**What is expected**
Locate each line containing the string "night" and copy it out.

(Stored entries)

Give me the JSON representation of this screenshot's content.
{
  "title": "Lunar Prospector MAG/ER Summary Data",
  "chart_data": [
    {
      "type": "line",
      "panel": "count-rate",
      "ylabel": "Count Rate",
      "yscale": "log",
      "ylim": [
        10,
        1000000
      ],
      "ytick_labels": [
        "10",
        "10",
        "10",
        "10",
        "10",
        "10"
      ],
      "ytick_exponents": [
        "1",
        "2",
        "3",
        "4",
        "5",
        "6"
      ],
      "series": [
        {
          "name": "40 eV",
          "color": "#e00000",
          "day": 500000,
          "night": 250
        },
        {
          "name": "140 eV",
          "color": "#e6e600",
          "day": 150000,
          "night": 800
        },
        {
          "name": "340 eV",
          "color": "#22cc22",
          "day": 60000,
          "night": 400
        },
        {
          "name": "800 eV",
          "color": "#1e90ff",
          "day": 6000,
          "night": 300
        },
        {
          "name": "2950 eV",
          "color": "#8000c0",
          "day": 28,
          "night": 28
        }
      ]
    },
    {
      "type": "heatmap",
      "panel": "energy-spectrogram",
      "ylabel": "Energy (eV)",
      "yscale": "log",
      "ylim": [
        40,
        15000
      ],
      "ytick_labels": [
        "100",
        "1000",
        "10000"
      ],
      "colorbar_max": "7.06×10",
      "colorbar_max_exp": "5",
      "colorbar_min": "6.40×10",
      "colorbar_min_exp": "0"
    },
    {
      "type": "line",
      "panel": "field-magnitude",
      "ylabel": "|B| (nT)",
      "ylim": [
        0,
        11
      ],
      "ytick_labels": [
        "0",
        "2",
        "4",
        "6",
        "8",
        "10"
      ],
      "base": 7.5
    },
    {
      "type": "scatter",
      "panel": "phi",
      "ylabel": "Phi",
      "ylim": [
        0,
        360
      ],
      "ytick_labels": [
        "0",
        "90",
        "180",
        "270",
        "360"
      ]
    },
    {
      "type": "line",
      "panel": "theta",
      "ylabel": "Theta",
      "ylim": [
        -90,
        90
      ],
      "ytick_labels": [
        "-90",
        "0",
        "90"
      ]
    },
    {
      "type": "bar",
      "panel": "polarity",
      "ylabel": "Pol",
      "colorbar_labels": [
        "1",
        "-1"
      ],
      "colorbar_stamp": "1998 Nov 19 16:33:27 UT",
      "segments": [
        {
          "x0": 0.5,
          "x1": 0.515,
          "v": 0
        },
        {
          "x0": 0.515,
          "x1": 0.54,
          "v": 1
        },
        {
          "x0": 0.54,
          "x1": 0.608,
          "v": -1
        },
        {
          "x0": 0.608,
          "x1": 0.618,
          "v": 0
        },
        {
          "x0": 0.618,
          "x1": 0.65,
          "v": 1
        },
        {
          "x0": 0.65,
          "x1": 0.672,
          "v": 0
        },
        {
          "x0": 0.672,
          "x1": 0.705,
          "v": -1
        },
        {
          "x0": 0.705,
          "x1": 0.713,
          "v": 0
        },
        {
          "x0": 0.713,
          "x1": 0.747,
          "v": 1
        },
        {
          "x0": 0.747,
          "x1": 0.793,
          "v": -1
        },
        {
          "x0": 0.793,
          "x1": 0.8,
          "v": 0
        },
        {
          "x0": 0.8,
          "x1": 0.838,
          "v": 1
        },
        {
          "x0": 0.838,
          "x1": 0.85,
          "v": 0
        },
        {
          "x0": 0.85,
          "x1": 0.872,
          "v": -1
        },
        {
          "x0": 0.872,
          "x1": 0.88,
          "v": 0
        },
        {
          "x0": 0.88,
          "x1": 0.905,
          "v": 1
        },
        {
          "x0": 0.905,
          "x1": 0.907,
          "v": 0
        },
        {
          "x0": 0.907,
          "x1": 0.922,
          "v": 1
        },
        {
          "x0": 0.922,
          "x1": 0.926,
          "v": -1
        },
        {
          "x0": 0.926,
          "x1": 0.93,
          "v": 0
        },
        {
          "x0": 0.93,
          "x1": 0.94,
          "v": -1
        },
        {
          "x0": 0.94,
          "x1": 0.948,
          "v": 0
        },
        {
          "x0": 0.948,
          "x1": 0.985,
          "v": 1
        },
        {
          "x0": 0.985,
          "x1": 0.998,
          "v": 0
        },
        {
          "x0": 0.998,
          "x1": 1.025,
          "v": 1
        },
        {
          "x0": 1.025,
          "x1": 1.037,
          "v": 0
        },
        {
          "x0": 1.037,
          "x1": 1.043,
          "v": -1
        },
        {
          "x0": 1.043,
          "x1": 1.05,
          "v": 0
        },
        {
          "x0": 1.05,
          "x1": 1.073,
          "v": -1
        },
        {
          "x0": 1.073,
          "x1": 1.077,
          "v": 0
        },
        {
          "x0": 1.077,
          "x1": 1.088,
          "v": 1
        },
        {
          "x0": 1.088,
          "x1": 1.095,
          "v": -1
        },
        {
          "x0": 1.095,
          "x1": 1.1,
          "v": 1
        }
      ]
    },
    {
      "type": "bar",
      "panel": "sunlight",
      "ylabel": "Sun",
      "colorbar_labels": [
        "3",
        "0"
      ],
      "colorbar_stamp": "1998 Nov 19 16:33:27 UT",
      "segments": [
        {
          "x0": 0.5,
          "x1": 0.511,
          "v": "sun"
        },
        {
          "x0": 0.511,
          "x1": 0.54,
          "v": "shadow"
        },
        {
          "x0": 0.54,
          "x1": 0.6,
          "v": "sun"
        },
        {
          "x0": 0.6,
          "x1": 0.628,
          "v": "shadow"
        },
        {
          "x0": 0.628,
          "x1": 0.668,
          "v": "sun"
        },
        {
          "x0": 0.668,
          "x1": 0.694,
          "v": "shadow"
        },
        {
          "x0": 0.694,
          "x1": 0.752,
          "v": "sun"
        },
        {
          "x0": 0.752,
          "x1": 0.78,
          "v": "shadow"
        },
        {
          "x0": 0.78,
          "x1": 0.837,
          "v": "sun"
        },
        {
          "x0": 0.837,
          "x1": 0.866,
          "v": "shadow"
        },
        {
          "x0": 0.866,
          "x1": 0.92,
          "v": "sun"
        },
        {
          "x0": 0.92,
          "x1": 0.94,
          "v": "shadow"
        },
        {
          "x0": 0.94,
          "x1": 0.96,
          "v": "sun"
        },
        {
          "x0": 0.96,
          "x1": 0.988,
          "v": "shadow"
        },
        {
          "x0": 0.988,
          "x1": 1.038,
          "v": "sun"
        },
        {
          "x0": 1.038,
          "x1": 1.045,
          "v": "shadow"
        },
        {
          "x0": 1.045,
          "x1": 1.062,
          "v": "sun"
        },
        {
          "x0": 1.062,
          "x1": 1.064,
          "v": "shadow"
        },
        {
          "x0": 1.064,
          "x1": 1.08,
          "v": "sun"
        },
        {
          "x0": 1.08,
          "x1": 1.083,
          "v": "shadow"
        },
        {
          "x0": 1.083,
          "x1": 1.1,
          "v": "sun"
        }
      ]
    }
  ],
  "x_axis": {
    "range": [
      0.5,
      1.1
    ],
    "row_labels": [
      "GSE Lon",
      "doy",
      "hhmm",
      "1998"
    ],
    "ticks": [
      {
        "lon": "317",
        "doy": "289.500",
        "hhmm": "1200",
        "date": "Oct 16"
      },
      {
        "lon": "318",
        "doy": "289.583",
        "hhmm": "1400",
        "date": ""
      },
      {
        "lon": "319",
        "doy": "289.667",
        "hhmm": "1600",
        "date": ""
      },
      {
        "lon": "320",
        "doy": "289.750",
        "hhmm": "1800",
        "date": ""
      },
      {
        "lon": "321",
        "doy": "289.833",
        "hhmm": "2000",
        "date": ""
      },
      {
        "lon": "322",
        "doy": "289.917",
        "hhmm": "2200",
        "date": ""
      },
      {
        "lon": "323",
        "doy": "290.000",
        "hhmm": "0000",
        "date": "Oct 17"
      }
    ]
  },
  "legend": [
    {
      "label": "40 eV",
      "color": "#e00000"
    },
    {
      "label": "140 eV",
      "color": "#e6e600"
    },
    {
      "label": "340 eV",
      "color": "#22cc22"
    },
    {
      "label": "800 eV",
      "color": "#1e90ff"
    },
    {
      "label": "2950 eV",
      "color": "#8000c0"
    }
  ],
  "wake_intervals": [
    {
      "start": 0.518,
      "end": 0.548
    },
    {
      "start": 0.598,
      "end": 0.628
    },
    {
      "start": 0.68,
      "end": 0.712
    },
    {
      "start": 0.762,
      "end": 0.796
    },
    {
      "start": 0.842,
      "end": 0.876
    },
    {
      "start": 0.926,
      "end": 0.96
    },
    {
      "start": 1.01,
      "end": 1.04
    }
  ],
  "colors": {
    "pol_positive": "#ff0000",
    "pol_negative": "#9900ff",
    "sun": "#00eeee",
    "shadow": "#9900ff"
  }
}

**Result for this exercise**
          "night": 250
          "night": 800
          "night": 400
          "night": 300
          "night": 28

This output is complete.